- _RECORDS SHOWN_:
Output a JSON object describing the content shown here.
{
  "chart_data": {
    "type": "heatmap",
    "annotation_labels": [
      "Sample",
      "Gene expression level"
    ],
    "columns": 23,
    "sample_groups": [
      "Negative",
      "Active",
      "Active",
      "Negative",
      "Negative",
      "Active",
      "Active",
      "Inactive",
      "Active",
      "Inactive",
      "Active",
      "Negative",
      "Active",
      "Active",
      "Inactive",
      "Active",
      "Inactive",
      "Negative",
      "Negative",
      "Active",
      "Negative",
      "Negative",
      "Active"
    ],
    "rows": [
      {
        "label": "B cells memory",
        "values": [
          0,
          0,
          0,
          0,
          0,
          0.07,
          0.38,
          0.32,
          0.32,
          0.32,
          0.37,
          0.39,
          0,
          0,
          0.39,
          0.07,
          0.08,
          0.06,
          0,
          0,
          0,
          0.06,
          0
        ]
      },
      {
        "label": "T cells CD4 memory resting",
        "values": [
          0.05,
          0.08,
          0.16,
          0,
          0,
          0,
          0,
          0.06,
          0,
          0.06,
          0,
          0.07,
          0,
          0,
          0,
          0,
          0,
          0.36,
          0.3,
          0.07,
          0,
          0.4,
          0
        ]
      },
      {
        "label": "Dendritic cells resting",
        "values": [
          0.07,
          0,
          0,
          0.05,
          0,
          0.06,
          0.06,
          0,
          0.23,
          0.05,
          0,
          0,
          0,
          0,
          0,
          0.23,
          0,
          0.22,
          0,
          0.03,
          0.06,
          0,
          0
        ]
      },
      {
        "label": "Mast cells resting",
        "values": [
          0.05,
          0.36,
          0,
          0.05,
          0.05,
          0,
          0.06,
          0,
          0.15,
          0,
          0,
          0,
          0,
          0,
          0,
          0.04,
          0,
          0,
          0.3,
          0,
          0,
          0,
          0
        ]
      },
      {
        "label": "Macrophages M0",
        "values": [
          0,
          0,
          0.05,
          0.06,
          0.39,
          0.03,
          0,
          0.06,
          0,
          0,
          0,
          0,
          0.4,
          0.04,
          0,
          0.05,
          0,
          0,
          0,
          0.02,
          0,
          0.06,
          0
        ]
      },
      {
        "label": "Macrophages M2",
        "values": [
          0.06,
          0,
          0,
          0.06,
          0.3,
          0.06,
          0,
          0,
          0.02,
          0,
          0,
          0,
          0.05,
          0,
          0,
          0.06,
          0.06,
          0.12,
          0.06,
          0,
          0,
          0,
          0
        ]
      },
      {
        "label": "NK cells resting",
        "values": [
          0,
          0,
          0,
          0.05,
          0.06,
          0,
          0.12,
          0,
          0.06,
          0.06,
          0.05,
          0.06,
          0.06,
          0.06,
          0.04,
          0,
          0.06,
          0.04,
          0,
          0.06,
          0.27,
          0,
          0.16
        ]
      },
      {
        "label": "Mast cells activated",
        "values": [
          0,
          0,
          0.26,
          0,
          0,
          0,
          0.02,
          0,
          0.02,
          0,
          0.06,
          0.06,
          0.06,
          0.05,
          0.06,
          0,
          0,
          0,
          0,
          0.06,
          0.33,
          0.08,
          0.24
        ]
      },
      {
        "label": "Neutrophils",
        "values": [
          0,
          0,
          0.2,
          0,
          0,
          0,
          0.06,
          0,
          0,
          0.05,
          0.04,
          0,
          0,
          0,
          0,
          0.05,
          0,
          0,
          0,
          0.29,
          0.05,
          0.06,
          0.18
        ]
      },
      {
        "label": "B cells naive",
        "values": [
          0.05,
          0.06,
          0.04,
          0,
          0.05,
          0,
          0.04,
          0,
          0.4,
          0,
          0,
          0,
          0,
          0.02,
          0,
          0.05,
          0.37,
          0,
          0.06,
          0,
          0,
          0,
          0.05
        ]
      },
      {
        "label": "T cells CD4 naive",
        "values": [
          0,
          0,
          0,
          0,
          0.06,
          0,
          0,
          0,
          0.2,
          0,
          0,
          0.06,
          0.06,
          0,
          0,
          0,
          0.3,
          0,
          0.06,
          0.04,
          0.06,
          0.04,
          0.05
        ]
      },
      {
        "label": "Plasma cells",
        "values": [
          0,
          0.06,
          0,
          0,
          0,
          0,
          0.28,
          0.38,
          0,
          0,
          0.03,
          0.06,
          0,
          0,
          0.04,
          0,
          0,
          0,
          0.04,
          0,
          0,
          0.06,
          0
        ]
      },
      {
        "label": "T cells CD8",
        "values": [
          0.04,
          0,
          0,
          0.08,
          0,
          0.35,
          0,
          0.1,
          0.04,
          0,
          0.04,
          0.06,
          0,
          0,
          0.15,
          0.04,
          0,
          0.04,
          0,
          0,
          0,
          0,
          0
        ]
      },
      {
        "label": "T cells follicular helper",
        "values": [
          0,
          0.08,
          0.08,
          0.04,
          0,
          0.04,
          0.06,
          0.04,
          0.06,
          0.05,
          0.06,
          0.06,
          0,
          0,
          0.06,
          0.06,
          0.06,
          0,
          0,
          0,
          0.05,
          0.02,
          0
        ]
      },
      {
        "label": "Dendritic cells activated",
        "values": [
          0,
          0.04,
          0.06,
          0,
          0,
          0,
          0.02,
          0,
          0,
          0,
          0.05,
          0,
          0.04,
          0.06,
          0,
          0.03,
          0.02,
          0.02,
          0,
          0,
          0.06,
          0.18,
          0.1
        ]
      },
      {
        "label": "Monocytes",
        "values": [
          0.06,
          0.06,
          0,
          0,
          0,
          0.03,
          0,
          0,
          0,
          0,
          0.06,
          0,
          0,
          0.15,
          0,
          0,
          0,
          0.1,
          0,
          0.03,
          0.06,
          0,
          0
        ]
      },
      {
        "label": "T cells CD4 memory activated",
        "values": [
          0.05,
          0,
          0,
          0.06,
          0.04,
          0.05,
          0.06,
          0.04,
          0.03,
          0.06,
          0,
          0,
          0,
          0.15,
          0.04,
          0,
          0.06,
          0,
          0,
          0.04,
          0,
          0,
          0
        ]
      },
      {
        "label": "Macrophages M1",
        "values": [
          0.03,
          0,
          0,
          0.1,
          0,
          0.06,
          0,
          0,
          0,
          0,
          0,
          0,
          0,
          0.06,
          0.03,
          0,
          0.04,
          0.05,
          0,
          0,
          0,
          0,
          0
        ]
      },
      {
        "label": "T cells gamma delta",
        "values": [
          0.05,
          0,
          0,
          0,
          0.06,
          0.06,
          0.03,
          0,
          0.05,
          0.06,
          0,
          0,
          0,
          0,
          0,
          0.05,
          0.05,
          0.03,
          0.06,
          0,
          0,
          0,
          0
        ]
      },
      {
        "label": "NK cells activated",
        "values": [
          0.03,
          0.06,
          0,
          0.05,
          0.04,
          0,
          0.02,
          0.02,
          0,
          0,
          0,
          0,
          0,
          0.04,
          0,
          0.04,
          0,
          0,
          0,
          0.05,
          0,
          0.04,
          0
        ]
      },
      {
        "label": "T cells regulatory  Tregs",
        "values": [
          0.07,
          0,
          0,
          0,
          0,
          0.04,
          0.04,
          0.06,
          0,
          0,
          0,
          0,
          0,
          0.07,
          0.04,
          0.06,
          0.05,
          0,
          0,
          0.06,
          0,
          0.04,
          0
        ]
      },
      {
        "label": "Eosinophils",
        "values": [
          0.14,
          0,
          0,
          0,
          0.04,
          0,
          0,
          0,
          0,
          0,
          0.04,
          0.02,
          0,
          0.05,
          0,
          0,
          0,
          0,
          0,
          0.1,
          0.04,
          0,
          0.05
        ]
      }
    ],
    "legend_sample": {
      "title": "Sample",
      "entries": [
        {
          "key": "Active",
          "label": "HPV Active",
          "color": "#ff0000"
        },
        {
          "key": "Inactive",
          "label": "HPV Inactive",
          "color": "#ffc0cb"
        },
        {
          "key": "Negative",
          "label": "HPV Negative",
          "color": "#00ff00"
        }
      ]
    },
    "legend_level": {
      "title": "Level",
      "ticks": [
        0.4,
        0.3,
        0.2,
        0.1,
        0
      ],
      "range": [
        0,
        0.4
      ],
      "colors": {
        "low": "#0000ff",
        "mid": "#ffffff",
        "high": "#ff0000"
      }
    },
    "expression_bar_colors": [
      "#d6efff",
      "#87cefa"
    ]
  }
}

- _TASK PROMPT_: In the material above, show every line where the word "resting" turns up.

- _ANSWER TO THIS TASK_:
        "label": "T cells CD4 memory resting",
        "label": "Dendritic cells resting",
        "label": "Mast cells resting",
        "label": "NK cells resting",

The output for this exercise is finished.